▼▼▼

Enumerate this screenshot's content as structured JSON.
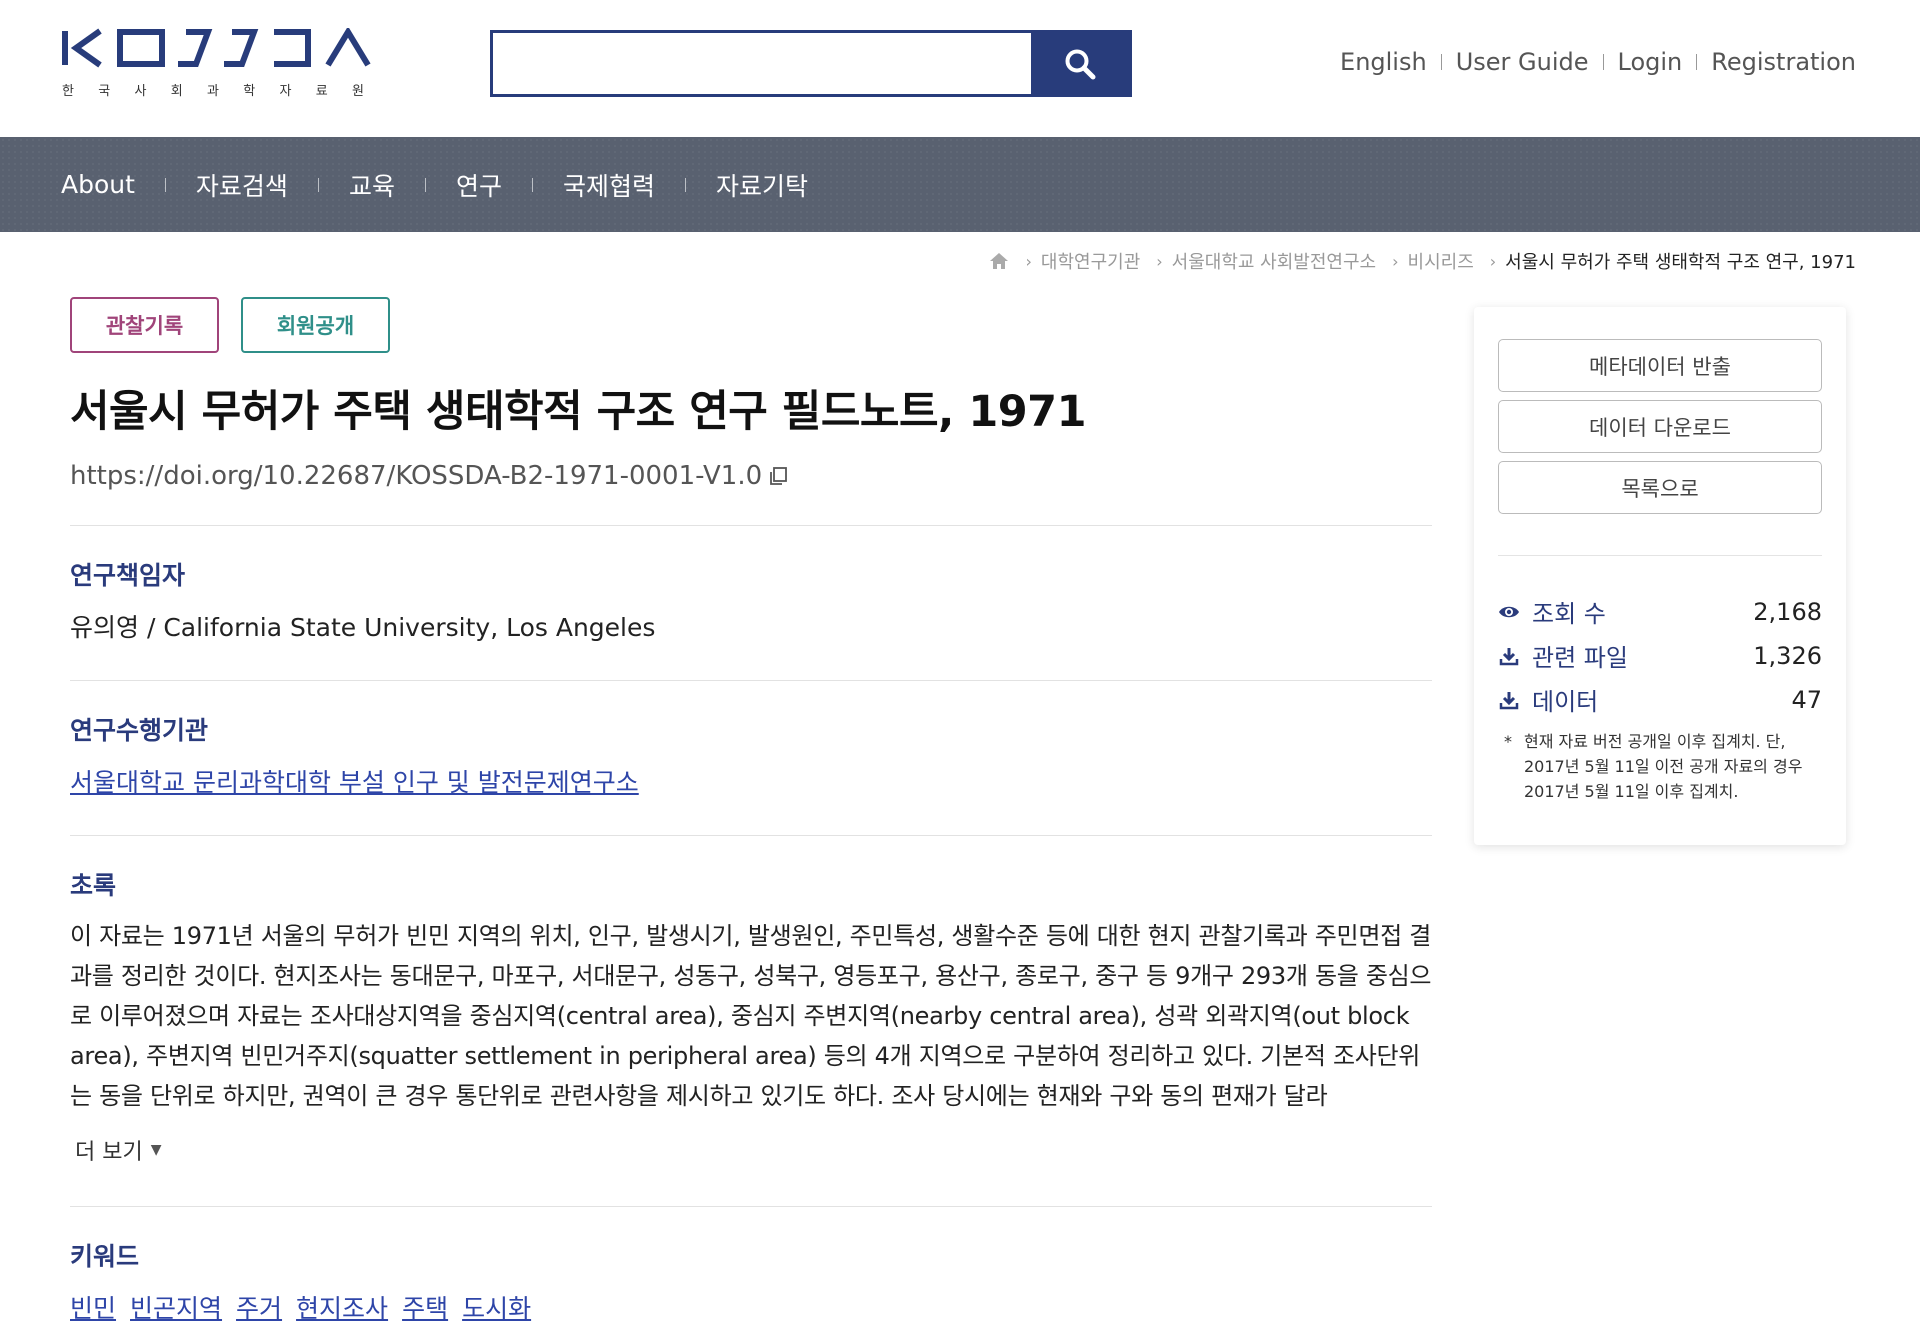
{
  "header": {
    "logo_text": "KOSSDA",
    "logo_subtitle": [
      "한",
      "국",
      "사",
      "회",
      "과",
      "학",
      "자",
      "료",
      "원"
    ],
    "search": {
      "placeholder": "",
      "value": ""
    },
    "util_links": [
      "English",
      "User Guide",
      "Login",
      "Registration"
    ]
  },
  "nav": {
    "items": [
      "About",
      "자료검색",
      "교육",
      "연구",
      "국제협력",
      "자료기탁"
    ]
  },
  "breadcrumb": {
    "items": [
      "대학연구기관",
      "서울대학교 사회발전연구소",
      "비시리즈"
    ],
    "current": "서울시 무허가 주택 생태학적 구조 연구, 1971"
  },
  "main": {
    "badges": [
      "관찰기록",
      "회원공개"
    ],
    "title": "서울시 무허가 주택 생태학적 구조 연구 필드노트, 1971",
    "doi": "https://doi.org/10.22687/KOSSDA-B2-1971-0001-V1.0",
    "pi": {
      "label": "연구책임자",
      "value": "유의영 / California State University, Los Angeles"
    },
    "institution": {
      "label": "연구수행기관",
      "value": "서울대학교 문리과학대학 부설 인구 및 발전문제연구소"
    },
    "abstract": {
      "label": "초록",
      "text": "이 자료는 1971년 서울의 무허가 빈민 지역의 위치, 인구, 발생시기, 발생원인, 주민특성, 생활수준 등에 대한 현지 관찰기록과 주민면접 결과를 정리한 것이다. 현지조사는 동대문구, 마포구, 서대문구, 성동구, 성북구, 영등포구, 용산구, 종로구, 중구 등 9개구 293개 동을 중심으로 이루어졌으며 자료는 조사대상지역을 중심지역(central area), 중심지 주변지역(nearby central area), 성곽 외곽지역(out block area), 주변지역 빈민거주지(squatter settlement in peripheral area) 등의 4개 지역으로 구분하여 정리하고 있다. 기본적 조사단위는 동을 단위로 하지만, 권역이 큰 경우 통단위로 관련사항을 제시하고 있기도 하다. 조사 당시에는 현재와 구와 동의 편재가 달라",
      "more_label": "더 보기"
    },
    "keywords": {
      "label": "키워드",
      "items": [
        "빈민",
        "빈곤지역",
        "주거",
        "현지조사",
        "주택",
        "도시화"
      ]
    }
  },
  "sidebar": {
    "buttons": [
      "메타데이터 반출",
      "데이터 다운로드",
      "목록으로"
    ],
    "stats": [
      {
        "label": "조회 수",
        "value": "2,168",
        "icon": "eye-icon"
      },
      {
        "label": "관련 파일",
        "value": "1,326",
        "icon": "download-icon"
      },
      {
        "label": "데이터",
        "value": "47",
        "icon": "download-icon"
      }
    ],
    "note": "현재 자료 버전 공개일 이후 집계치. 단, 2017년 5월 11일 이전 공개 자료의 경우 2017년 5월 11일 이후 집계치.",
    "note_star": "*"
  },
  "colors": {
    "brand_navy": "#283c7b",
    "nav_bg": "#596170",
    "badge_observation": "#a0447a",
    "badge_member": "#2f8f89",
    "link": "#2e45a8"
  }
}
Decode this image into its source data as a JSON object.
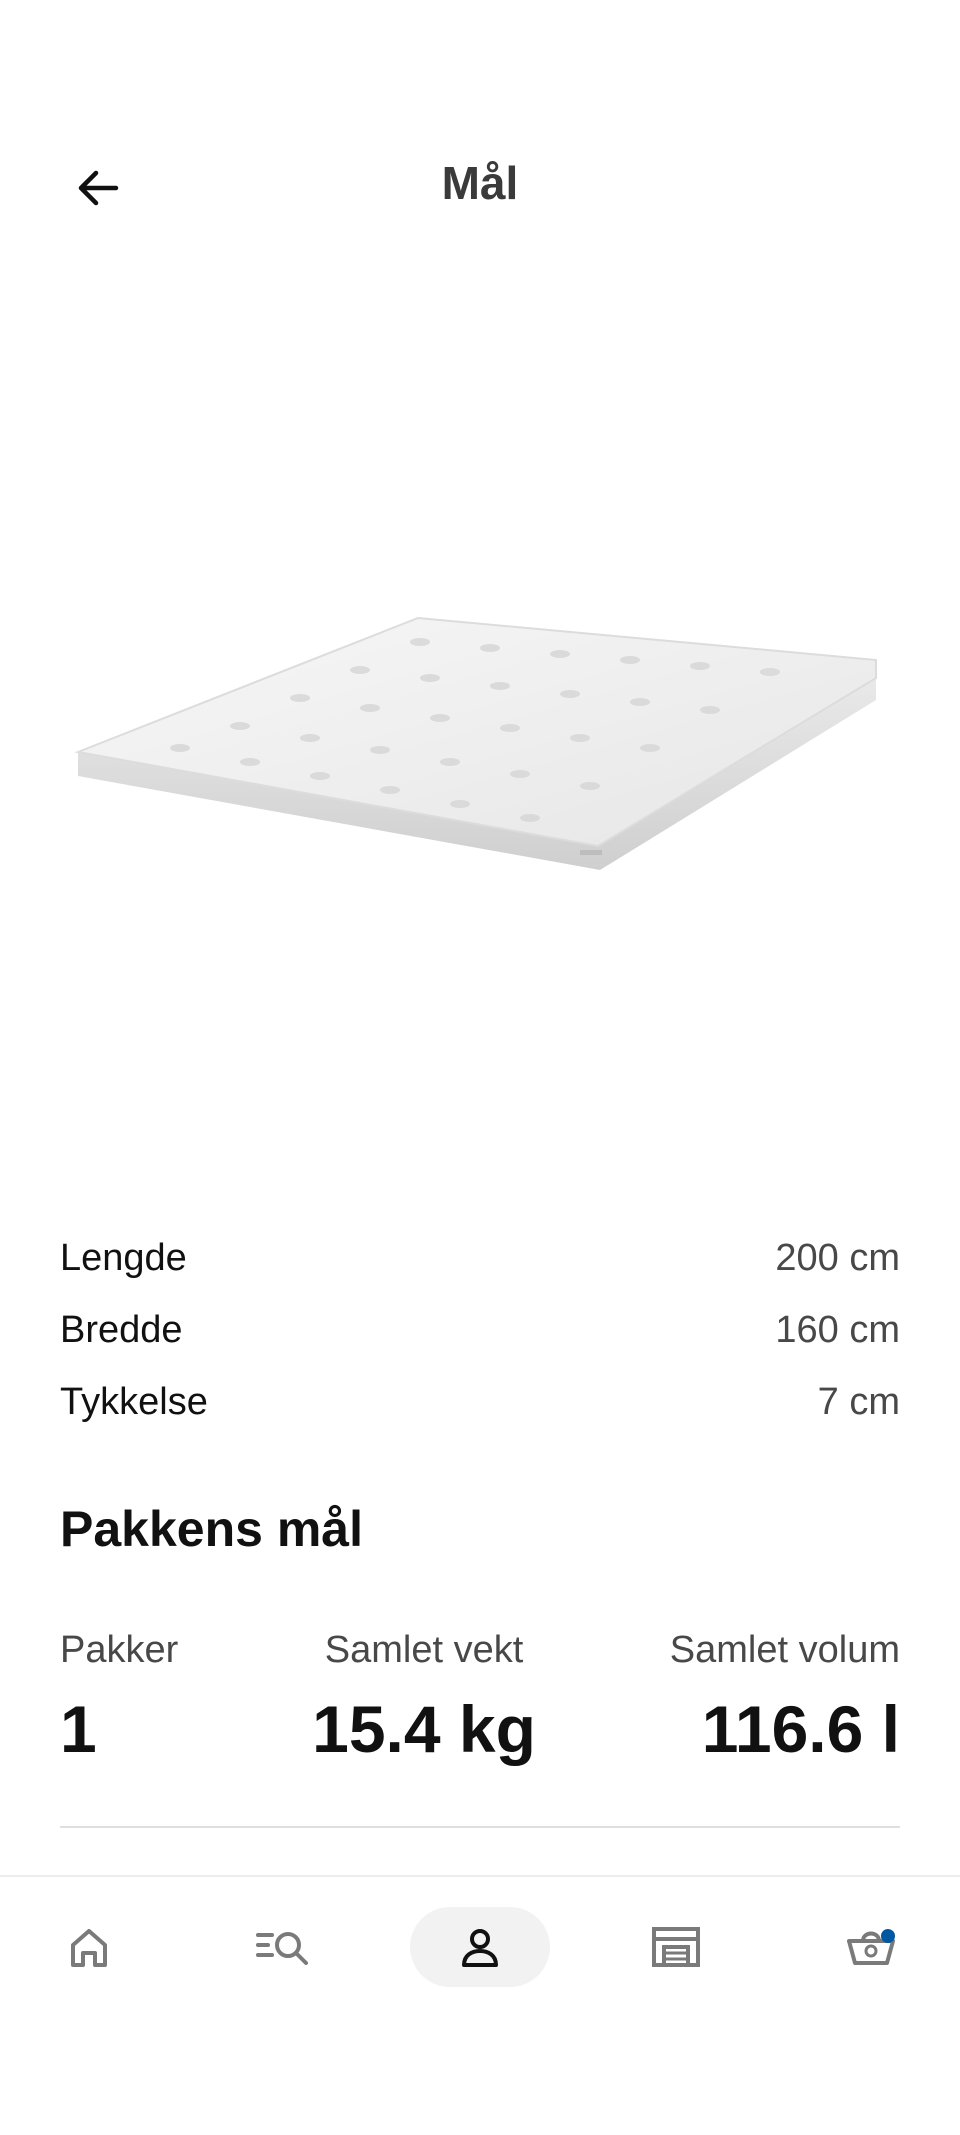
{
  "header": {
    "title": "Mål",
    "back_icon": "arrow-left-icon"
  },
  "dimensions": [
    {
      "label": "Lengde",
      "value": "200 cm"
    },
    {
      "label": "Bredde",
      "value": "160 cm"
    },
    {
      "label": "Tykkelse",
      "value": "7 cm"
    }
  ],
  "package": {
    "title": "Pakkens mål",
    "items": [
      {
        "label": "Pakker",
        "value": "1"
      },
      {
        "label": "Samlet vekt",
        "value": "15.4 kg"
      },
      {
        "label": "Samlet volum",
        "value": "116.6 l"
      }
    ]
  },
  "bottom_nav": {
    "items": [
      {
        "icon": "home-icon",
        "active": false
      },
      {
        "icon": "search-icon",
        "active": false
      },
      {
        "icon": "profile-icon",
        "active": true
      },
      {
        "icon": "store-icon",
        "active": false
      },
      {
        "icon": "cart-icon",
        "active": false,
        "badge": true
      }
    ]
  },
  "colors": {
    "accent": "#0058a3",
    "active_nav_bg": "#f2f2f2"
  }
}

▲▲▲

The records shown above are to be repeated exactly, with the pictures left out.

Enumerate this screenshot's content as structured JSON.
{
  "header": {
    "logo_text": "KOSSDA",
    "logo_subtitle": [
      "한",
      "국",
      "사",
      "회",
      "과",
      "학",
      "자",
      "료",
      "원"
    ],
    "search": {
      "placeholder": "",
      "value": ""
    },
    "util_links": [
      "English",
      "User Guide",
      "Login",
      "Registration"
    ]
  },
  "nav": {
    "items": [
      "About",
      "자료검색",
      "교육",
      "연구",
      "국제협력",
      "자료기탁"
    ]
  },
  "breadcrumb": {
    "items": [
      "대학연구기관",
      "서울대학교 사회발전연구소",
      "비시리즈"
    ],
    "current": "서울시 무허가 주택 생태학적 구조 연구, 1971"
  },
  "main": {
    "badges": [
      "관찰기록",
      "회원공개"
    ],
    "title": "서울시 무허가 주택 생태학적 구조 연구 필드노트, 1971",
    "doi": "https://doi.org/10.22687/KOSSDA-B2-1971-0001-V1.0",
    "pi": {
      "label": "연구책임자",
      "value": "유의영 / California State University, Los Angeles"
    },
    "institution": {
      "label": "연구수행기관",
      "value": "서울대학교 문리과학대학 부설 인구 및 발전문제연구소"
    },
    "abstract": {
      "label": "초록",
      "text": "이 자료는 1971년 서울의 무허가 빈민 지역의 위치, 인구, 발생시기, 발생원인, 주민특성, 생활수준 등에 대한 현지 관찰기록과 주민면접 결과를 정리한 것이다. 현지조사는 동대문구, 마포구, 서대문구, 성동구, 성북구, 영등포구, 용산구, 종로구, 중구 등 9개구 293개 동을 중심으로 이루어졌으며 자료는 조사대상지역을 중심지역(central area), 중심지 주변지역(nearby central area), 성곽 외곽지역(out block area), 주변지역 빈민거주지(squatter settlement in peripheral area) 등의 4개 지역으로 구분하여 정리하고 있다. 기본적 조사단위는 동을 단위로 하지만, 권역이 큰 경우 통단위로 관련사항을 제시하고 있기도 하다. 조사 당시에는 현재와 구와 동의 편재가 달라",
      "more_label": "더 보기"
    },
    "keywords": {
      "label": "키워드",
      "items": [
        "빈민",
        "빈곤지역",
        "주거",
        "현지조사",
        "주택",
        "도시화"
      ]
    }
  },
  "sidebar": {
    "buttons": [
      "메타데이터 반출",
      "데이터 다운로드",
      "목록으로"
    ],
    "stats": [
      {
        "label": "조회 수",
        "value": "2,168",
        "icon": "eye-icon"
      },
      {
        "label": "관련 파일",
        "value": "1,326",
        "icon": "download-icon"
      },
      {
        "label": "데이터",
        "value": "47",
        "icon": "download-icon"
      }
    ],
    "note": "현재 자료 버전 공개일 이후 집계치. 단, 2017년 5월 11일 이전 공개 자료의 경우 2017년 5월 11일 이후 집계치.",
    "note_star": "*"
  },
  "colors": {
    "brand_navy": "#283c7b",
    "nav_bg": "#596170",
    "badge_observation": "#a0447a",
    "badge_member": "#2f8f89",
    "link": "#2e45a8"
  }
}
Decode this image into its source data as a JSON object.
{
  "header": {
    "title": "Mål",
    "back_icon": "arrow-left-icon"
  },
  "dimensions": [
    {
      "label": "Lengde",
      "value": "200 cm"
    },
    {
      "label": "Bredde",
      "value": "160 cm"
    },
    {
      "label": "Tykkelse",
      "value": "7 cm"
    }
  ],
  "package": {
    "title": "Pakkens mål",
    "items": [
      {
        "label": "Pakker",
        "value": "1"
      },
      {
        "label": "Samlet vekt",
        "value": "15.4 kg"
      },
      {
        "label": "Samlet volum",
        "value": "116.6 l"
      }
    ]
  },
  "bottom_nav": {
    "items": [
      {
        "icon": "home-icon",
        "active": false
      },
      {
        "icon": "search-icon",
        "active": false
      },
      {
        "icon": "profile-icon",
        "active": true
      },
      {
        "icon": "store-icon",
        "active": false
      },
      {
        "icon": "cart-icon",
        "active": false,
        "badge": true
      }
    ]
  },
  "colors": {
    "accent": "#0058a3",
    "active_nav_bg": "#f2f2f2"
  }
}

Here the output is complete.